-- Start of Task material --

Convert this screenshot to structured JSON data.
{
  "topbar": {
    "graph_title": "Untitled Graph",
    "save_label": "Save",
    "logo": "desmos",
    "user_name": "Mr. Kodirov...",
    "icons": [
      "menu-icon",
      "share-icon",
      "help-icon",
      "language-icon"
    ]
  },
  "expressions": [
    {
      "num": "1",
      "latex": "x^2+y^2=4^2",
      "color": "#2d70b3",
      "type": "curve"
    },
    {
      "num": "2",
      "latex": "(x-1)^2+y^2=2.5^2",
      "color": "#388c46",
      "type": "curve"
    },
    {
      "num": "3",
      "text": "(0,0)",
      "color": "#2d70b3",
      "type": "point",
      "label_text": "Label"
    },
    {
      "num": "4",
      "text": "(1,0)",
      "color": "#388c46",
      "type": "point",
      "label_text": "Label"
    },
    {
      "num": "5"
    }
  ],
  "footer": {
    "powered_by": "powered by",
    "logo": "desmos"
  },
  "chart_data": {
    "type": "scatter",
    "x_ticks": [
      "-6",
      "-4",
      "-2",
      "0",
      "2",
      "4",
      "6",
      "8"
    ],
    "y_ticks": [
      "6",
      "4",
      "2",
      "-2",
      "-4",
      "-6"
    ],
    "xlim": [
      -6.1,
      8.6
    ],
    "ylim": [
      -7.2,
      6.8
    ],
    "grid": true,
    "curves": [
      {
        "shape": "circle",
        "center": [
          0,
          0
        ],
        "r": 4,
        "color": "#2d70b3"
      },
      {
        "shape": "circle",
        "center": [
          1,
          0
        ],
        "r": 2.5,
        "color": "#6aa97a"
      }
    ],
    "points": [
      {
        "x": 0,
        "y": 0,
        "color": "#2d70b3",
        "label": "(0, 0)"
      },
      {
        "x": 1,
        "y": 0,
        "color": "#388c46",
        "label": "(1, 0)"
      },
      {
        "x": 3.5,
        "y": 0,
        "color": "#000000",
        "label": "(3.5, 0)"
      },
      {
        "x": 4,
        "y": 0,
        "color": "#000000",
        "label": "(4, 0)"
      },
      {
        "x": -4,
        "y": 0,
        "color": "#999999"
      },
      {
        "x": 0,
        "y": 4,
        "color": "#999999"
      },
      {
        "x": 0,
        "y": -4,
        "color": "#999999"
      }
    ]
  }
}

-- End of Task material --
-- Start of Task material --

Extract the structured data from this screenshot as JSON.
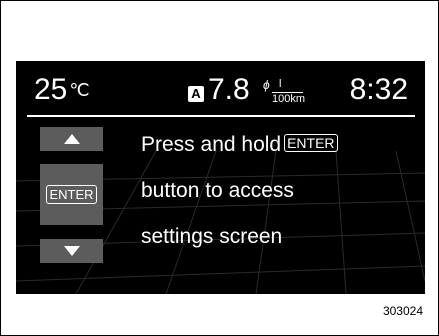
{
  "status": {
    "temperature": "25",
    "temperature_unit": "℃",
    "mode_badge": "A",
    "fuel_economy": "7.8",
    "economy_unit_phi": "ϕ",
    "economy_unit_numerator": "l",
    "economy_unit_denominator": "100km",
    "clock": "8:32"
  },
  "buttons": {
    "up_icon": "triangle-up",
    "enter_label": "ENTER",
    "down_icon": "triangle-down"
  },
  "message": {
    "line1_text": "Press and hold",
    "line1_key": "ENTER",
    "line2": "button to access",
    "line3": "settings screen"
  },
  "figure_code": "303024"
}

-- End of Task material --

*What this task involves*. Copy each line of the records above that carries the word "structured".

*Output of the task*.
Convert this screenshot to structured JSON data.
Extract the structured data from this screenshot as JSON.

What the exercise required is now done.